# start of GIVEN TEXT

Discovery World is a former European pay television channel which featured programming in the fields of travel, culture and history. It used to be a pan-European television channel. Discovery World offered a mix of history, culture, real-life stories, investigation, mystery shows, factual series and documentaries. At time of closure its programming was mainly in English and subtitled in Dutch.

History
In Europe the channel started as Discovery Civilisation, also called Discovery Civilisation Channel, in the UK the 1 October 1998, alongside the Sky Digital's launch and later followed by other European countries. Discovery Civilisation focused on history-related programmes. On 1 November 2007, it was re-branded as Discovery Knowledge in the UK. On 18 April 2008 Discovery Civilisation changed its name into Discovery World across Europe and extended its programme lineup to also include programmes about culture, crime and "mysterious phenomena".

In 2013, the channel got replaced by Discovery Turbo Xtra in Central and Eastern Europe. On 31 March 2016, the channel got replaced by Discovery Family in Africa and the Middle East. The network has closed down in Italy, Portugal and Scandinavia.

# end of GIVEN TEXT

◆ DIRECTIONS
**A)** From the text on Discovery World, output word for word the part starting with "Discovery World is" and going on through "subtitled in Dutch.".
**B)** According to the text on Discovery World, what happened on 18 April 2008, and how did the channel's programming change at that point? Answer in one to three sentences.
**C)** Answer these questions using the text on Discovery World:
(i) On what date did the channel start in the UK as Discovery Civilisation?
(ii) Which channel replaced it in Africa and the Middle East on 31 March 2016?
(iii) In what language was most of its programming at the time of closure, and what subtitles did it carry?

# start of RAW RECORDS

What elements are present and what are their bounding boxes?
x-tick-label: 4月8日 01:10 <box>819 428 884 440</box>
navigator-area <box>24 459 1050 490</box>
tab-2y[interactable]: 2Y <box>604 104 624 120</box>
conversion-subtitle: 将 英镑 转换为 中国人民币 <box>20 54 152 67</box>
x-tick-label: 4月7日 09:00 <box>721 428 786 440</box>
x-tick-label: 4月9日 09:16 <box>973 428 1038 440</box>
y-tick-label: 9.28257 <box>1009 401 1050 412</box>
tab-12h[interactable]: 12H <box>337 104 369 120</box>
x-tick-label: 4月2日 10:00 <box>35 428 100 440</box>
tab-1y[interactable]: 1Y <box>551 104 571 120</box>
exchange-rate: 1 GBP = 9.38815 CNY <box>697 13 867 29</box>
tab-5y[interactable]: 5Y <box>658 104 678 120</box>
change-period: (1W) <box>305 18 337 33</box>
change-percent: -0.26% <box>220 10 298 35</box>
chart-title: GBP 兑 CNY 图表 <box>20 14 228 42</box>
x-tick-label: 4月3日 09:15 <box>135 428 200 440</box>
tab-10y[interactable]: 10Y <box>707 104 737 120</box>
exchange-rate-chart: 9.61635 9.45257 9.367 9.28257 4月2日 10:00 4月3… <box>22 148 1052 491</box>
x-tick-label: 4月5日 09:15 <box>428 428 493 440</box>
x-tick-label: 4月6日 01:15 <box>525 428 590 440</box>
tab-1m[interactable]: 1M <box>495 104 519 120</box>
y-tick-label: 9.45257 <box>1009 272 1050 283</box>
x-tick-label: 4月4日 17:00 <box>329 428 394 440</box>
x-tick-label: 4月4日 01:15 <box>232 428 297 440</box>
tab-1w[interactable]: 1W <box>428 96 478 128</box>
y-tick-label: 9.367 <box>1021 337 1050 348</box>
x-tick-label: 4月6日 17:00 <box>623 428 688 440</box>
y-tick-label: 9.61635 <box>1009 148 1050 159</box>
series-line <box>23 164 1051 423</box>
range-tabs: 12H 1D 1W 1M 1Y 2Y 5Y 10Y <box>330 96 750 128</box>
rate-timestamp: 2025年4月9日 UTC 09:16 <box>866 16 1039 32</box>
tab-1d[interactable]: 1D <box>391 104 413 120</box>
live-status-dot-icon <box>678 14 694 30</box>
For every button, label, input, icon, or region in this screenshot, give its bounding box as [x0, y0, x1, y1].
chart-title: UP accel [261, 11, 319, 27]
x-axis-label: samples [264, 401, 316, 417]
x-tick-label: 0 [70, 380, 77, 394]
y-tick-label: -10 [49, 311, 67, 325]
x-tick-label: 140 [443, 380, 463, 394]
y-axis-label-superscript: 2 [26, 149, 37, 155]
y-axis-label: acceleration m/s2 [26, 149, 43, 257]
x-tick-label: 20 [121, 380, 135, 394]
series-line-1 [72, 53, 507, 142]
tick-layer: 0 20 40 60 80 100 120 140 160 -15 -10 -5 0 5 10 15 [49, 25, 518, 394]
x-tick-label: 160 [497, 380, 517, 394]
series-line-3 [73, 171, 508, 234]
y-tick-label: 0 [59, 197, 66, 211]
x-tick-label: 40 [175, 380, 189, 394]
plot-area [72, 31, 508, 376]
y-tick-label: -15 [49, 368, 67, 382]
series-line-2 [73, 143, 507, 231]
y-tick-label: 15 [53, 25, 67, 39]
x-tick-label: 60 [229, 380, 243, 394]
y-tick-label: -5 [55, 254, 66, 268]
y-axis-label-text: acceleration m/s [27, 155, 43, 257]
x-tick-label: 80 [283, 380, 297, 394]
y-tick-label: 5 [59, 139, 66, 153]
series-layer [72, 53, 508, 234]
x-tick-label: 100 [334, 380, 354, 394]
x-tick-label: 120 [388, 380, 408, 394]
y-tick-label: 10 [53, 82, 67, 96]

# end of RAW RECORDS

◆ SOLUTIONS TO THE PROBLEMS
**A)**
Discovery World is a former European pay television channel which featured programming in the fields of travel, culture and history. It used to be a pan-European television channel. Discovery World offered a mix of history, culture, real-life stories, investigation, mystery shows, factual series and documentaries. At time of closure its programming was mainly in English and subtitled in Dutch.

**B)** On 18 April 2008, Discovery Civilisation was renamed Discovery World across Europe. Its lineup, which had focused on history, was extended to include programs about culture, crime and "mysterious phenomena."

**C)**
(i) It started on 1 October 1998.
(ii) Discovery Family replaced it.
(iii) Its programming was mainly in English, with Dutch subtitles.